▸ **Problem**
Please retype the records below exactly, leaving out any pictures.

▸ **Record excerpts**

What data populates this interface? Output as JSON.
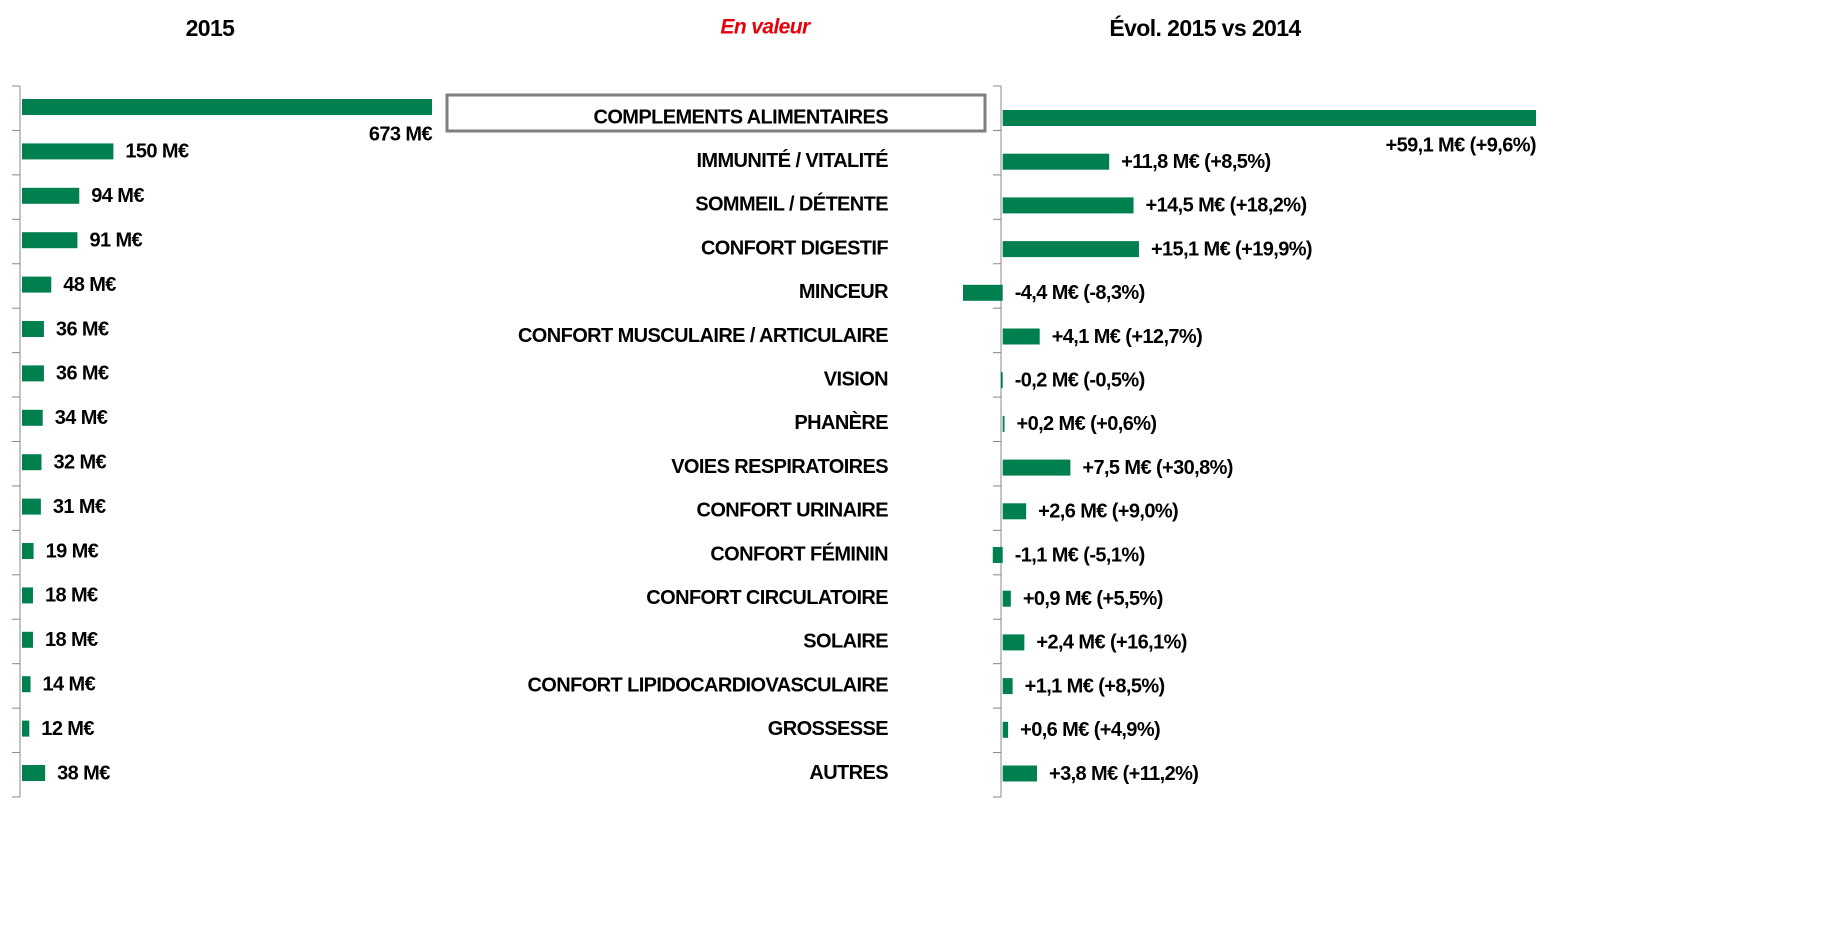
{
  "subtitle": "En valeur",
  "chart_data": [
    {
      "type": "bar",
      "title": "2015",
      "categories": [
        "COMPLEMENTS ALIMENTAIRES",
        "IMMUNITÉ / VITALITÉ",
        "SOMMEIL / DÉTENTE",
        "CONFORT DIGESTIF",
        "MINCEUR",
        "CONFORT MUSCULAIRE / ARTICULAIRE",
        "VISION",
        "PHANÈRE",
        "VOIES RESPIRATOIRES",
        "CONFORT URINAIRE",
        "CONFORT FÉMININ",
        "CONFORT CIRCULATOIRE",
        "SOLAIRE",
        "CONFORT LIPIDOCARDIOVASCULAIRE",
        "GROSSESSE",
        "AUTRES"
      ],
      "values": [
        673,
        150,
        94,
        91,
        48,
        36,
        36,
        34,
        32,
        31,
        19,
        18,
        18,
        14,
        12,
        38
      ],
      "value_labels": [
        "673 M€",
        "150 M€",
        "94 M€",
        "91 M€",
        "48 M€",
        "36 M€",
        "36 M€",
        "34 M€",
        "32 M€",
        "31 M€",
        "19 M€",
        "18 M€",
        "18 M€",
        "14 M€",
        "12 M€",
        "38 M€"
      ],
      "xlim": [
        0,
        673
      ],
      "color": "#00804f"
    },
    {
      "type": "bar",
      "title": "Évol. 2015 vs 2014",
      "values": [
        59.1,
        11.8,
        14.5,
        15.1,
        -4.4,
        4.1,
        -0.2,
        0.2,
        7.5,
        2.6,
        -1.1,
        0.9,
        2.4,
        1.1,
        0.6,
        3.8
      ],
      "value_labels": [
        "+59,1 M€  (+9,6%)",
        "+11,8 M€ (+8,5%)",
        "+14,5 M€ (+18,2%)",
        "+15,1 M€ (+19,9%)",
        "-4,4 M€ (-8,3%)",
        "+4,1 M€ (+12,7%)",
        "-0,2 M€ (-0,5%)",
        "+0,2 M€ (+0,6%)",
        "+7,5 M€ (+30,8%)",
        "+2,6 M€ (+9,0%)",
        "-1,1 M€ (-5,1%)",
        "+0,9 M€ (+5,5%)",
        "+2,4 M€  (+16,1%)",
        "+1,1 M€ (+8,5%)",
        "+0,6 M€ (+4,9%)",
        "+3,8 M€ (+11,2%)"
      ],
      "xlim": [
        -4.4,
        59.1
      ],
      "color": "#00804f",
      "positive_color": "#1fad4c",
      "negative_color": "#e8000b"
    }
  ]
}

▸ **Task output**
What data populates this interface? Output as JSON.
{
  "subtitle": "En valeur",
  "chart_data": [
    {
      "type": "bar",
      "title": "2015",
      "categories": [
        "COMPLEMENTS ALIMENTAIRES",
        "IMMUNITÉ / VITALITÉ",
        "SOMMEIL / DÉTENTE",
        "CONFORT DIGESTIF",
        "MINCEUR",
        "CONFORT MUSCULAIRE / ARTICULAIRE",
        "VISION",
        "PHANÈRE",
        "VOIES RESPIRATOIRES",
        "CONFORT URINAIRE",
        "CONFORT FÉMININ",
        "CONFORT CIRCULATOIRE",
        "SOLAIRE",
        "CONFORT LIPIDOCARDIOVASCULAIRE",
        "GROSSESSE",
        "AUTRES"
      ],
      "values": [
        673,
        150,
        94,
        91,
        48,
        36,
        36,
        34,
        32,
        31,
        19,
        18,
        18,
        14,
        12,
        38
      ],
      "value_labels": [
        "673 M€",
        "150 M€",
        "94 M€",
        "91 M€",
        "48 M€",
        "36 M€",
        "36 M€",
        "34 M€",
        "32 M€",
        "31 M€",
        "19 M€",
        "18 M€",
        "18 M€",
        "14 M€",
        "12 M€",
        "38 M€"
      ],
      "xlim": [
        0,
        673
      ],
      "color": "#00804f"
    },
    {
      "type": "bar",
      "title": "Évol. 2015 vs 2014",
      "values": [
        59.1,
        11.8,
        14.5,
        15.1,
        -4.4,
        4.1,
        -0.2,
        0.2,
        7.5,
        2.6,
        -1.1,
        0.9,
        2.4,
        1.1,
        0.6,
        3.8
      ],
      "value_labels": [
        "+59,1 M€  (+9,6%)",
        "+11,8 M€ (+8,5%)",
        "+14,5 M€ (+18,2%)",
        "+15,1 M€ (+19,9%)",
        "-4,4 M€ (-8,3%)",
        "+4,1 M€ (+12,7%)",
        "-0,2 M€ (-0,5%)",
        "+0,2 M€ (+0,6%)",
        "+7,5 M€ (+30,8%)",
        "+2,6 M€ (+9,0%)",
        "-1,1 M€ (-5,1%)",
        "+0,9 M€ (+5,5%)",
        "+2,4 M€  (+16,1%)",
        "+1,1 M€ (+8,5%)",
        "+0,6 M€ (+4,9%)",
        "+3,8 M€ (+11,2%)"
      ],
      "xlim": [
        -4.4,
        59.1
      ],
      "color": "#00804f",
      "positive_color": "#1fad4c",
      "negative_color": "#e8000b"
    }
  ]
}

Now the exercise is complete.